Task: Pictures do not belong in the copy; quote every entry below exactly.

Entries taken from a collection
·····
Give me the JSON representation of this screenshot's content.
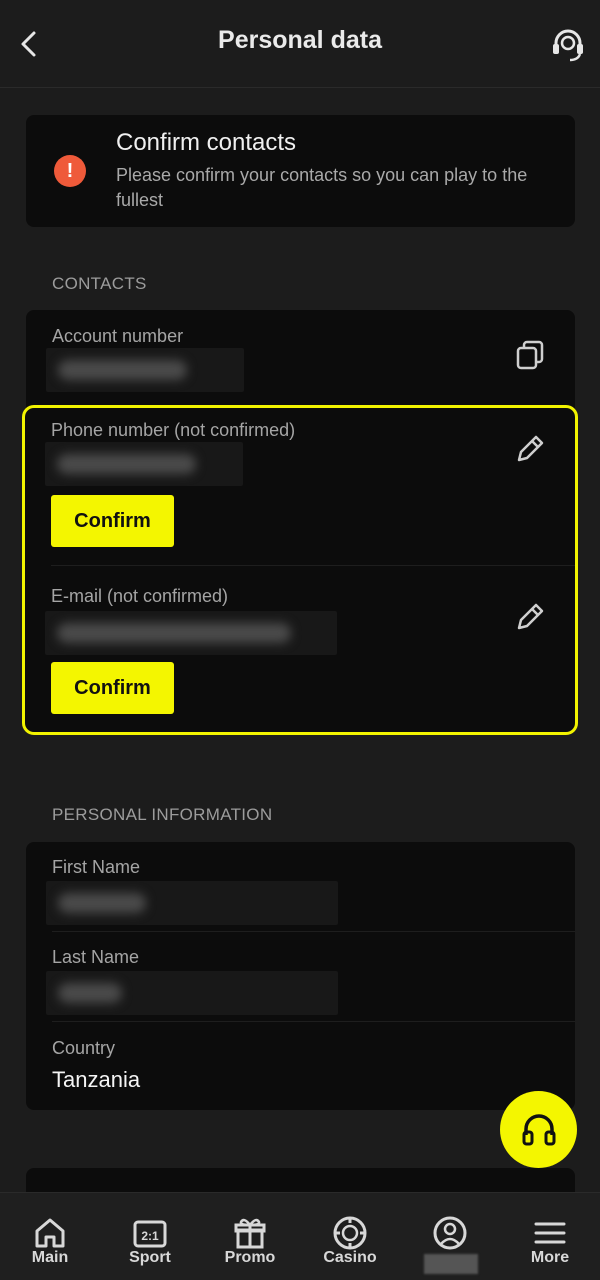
{
  "header": {
    "title": "Personal data"
  },
  "alert": {
    "title": "Confirm contacts",
    "text": "Please confirm your contacts so you can play to the fullest",
    "icon": "!",
    "icon_color": "#ef5a3a"
  },
  "contacts": {
    "section_label": "CONTACTS",
    "account_label": "Account number",
    "phone_label": "Phone number (not confirmed)",
    "email_label": "E-mail (not confirmed)",
    "confirm_label": "Confirm"
  },
  "personal": {
    "section_label": "PERSONAL INFORMATION",
    "first_name_label": "First Name",
    "last_name_label": "Last Name",
    "country_label": "Country",
    "country_value": "Tanzania"
  },
  "nav": {
    "items": [
      {
        "label": "Main",
        "icon": "home-icon"
      },
      {
        "label": "Sport",
        "icon": "scoreboard-icon"
      },
      {
        "label": "Promo",
        "icon": "gift-icon"
      },
      {
        "label": "Casino",
        "icon": "casino-chip-icon"
      },
      {
        "label": "",
        "icon": "profile-icon"
      },
      {
        "label": "More",
        "icon": "menu-icon"
      }
    ]
  },
  "colors": {
    "accent": "#f4f600",
    "background": "#1c1c1c",
    "card": "#0c0c0c"
  }
}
·····
Complete output:
Give me the JSON representation of this screenshot's content.
{
  "header": {
    "title": "Personal data"
  },
  "alert": {
    "title": "Confirm contacts",
    "text": "Please confirm your contacts so you can play to the fullest",
    "icon": "!",
    "icon_color": "#ef5a3a"
  },
  "contacts": {
    "section_label": "CONTACTS",
    "account_label": "Account number",
    "phone_label": "Phone number (not confirmed)",
    "email_label": "E-mail (not confirmed)",
    "confirm_label": "Confirm"
  },
  "personal": {
    "section_label": "PERSONAL INFORMATION",
    "first_name_label": "First Name",
    "last_name_label": "Last Name",
    "country_label": "Country",
    "country_value": "Tanzania"
  },
  "nav": {
    "items": [
      {
        "label": "Main",
        "icon": "home-icon"
      },
      {
        "label": "Sport",
        "icon": "scoreboard-icon"
      },
      {
        "label": "Promo",
        "icon": "gift-icon"
      },
      {
        "label": "Casino",
        "icon": "casino-chip-icon"
      },
      {
        "label": "",
        "icon": "profile-icon"
      },
      {
        "label": "More",
        "icon": "menu-icon"
      }
    ]
  },
  "colors": {
    "accent": "#f4f600",
    "background": "#1c1c1c",
    "card": "#0c0c0c"
  }
}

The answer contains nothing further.